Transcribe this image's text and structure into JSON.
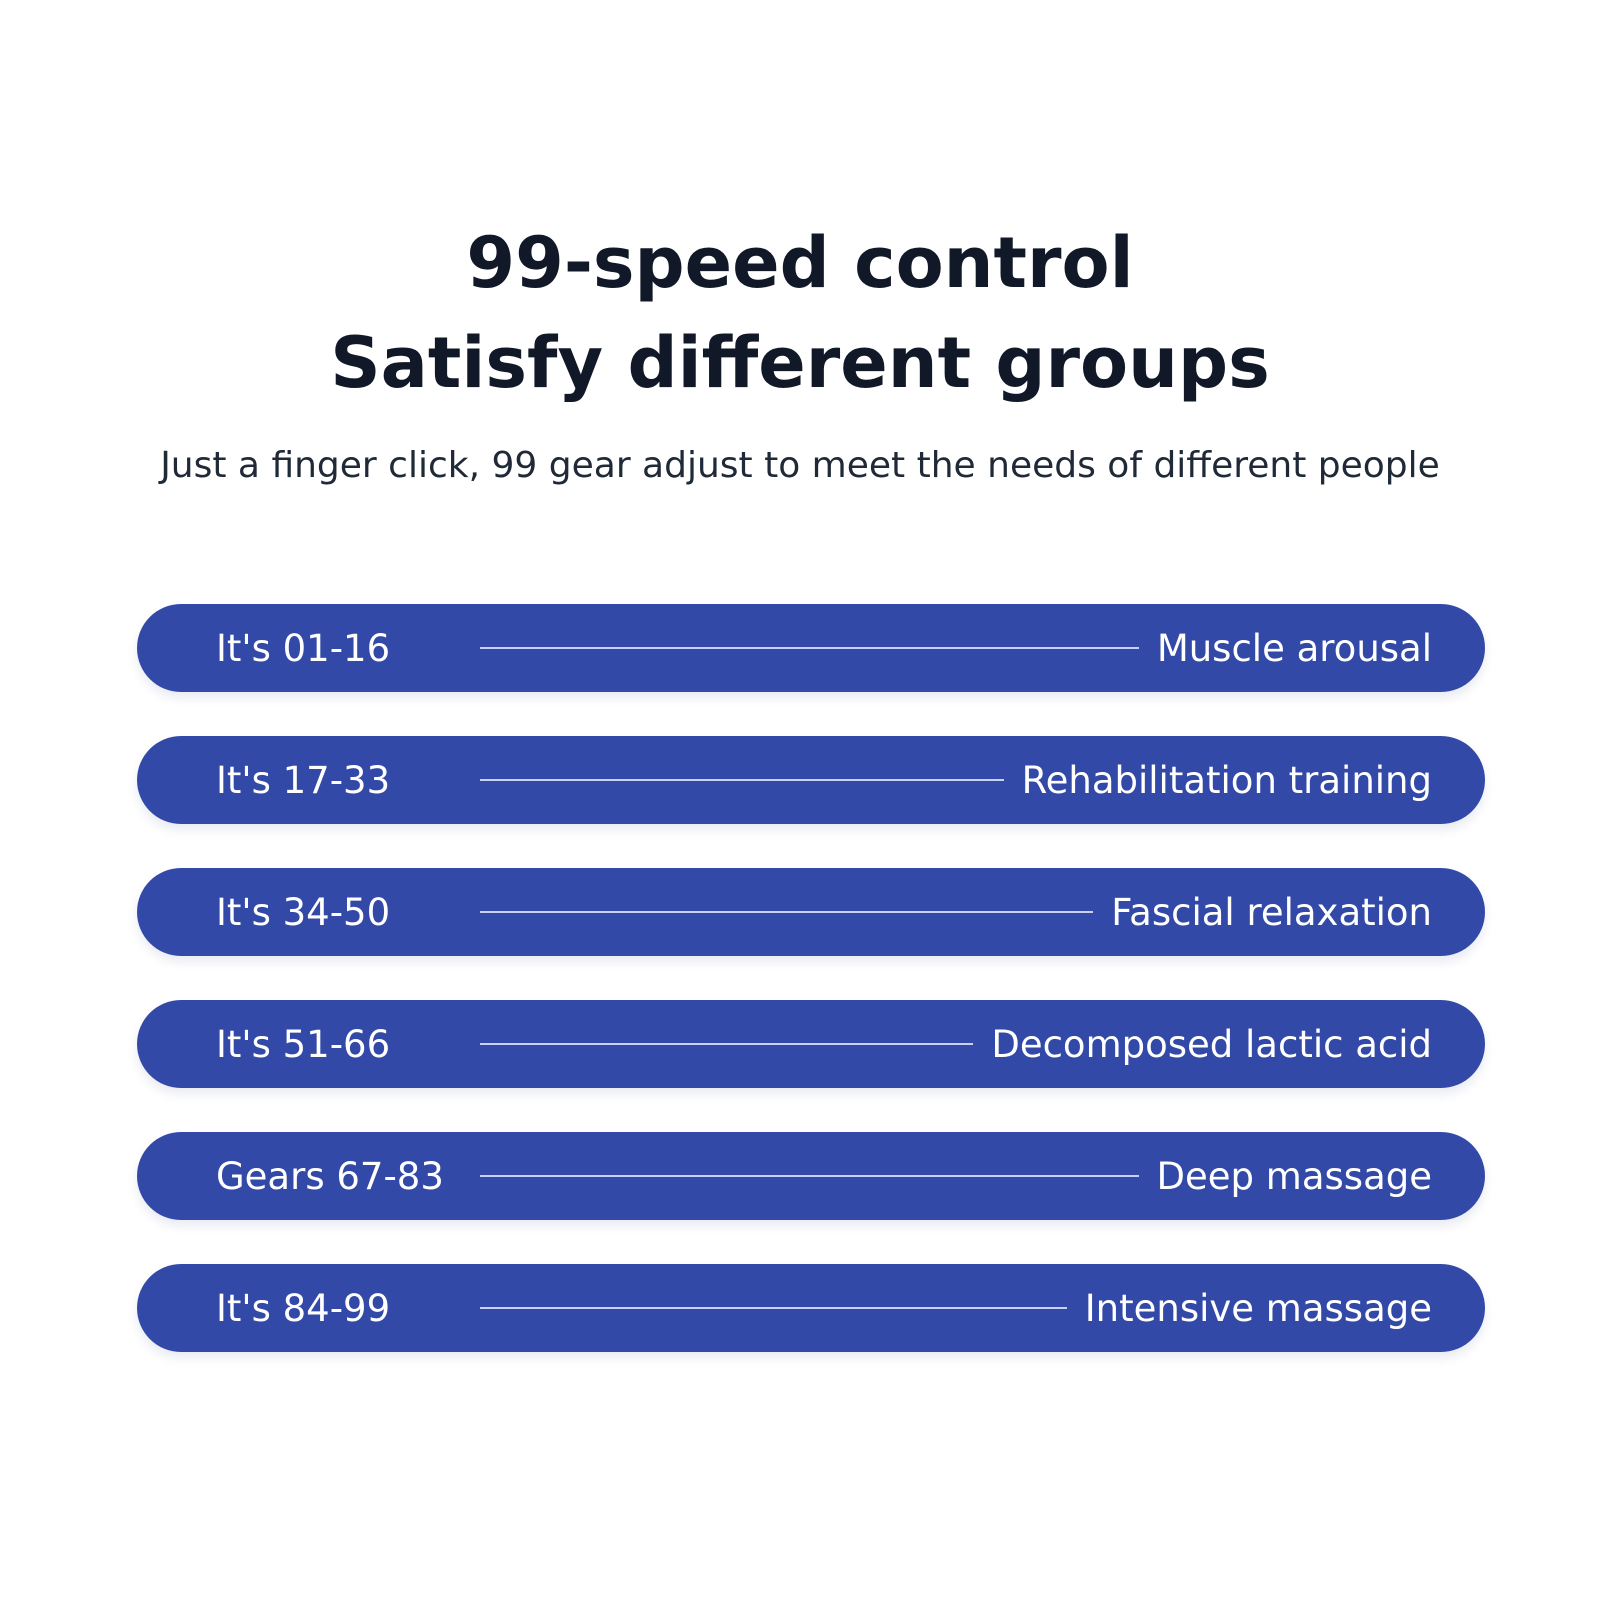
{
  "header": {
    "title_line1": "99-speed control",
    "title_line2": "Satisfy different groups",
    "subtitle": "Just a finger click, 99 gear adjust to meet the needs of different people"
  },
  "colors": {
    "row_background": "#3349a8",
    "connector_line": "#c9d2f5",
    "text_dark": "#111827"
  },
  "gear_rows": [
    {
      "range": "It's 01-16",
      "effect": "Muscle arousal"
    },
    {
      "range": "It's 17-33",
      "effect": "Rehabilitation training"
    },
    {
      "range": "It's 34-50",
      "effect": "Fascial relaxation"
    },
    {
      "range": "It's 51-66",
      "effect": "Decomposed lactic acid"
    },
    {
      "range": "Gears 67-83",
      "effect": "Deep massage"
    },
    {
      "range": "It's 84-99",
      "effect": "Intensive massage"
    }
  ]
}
++++++
» **Written task**: Every entry above is to be set down exactly; the pictures are to be left out.

» **Correct result**:
Transcribe this image's text and structure into JSON.
{
  "header": {
    "title_line1": "99-speed control",
    "title_line2": "Satisfy different groups",
    "subtitle": "Just a finger click, 99 gear adjust to meet the needs of different people"
  },
  "colors": {
    "row_background": "#3349a8",
    "connector_line": "#c9d2f5",
    "text_dark": "#111827"
  },
  "gear_rows": [
    {
      "range": "It's 01-16",
      "effect": "Muscle arousal"
    },
    {
      "range": "It's 17-33",
      "effect": "Rehabilitation training"
    },
    {
      "range": "It's 34-50",
      "effect": "Fascial relaxation"
    },
    {
      "range": "It's 51-66",
      "effect": "Decomposed lactic acid"
    },
    {
      "range": "Gears 67-83",
      "effect": "Deep massage"
    },
    {
      "range": "It's 84-99",
      "effect": "Intensive massage"
    }
  ]
}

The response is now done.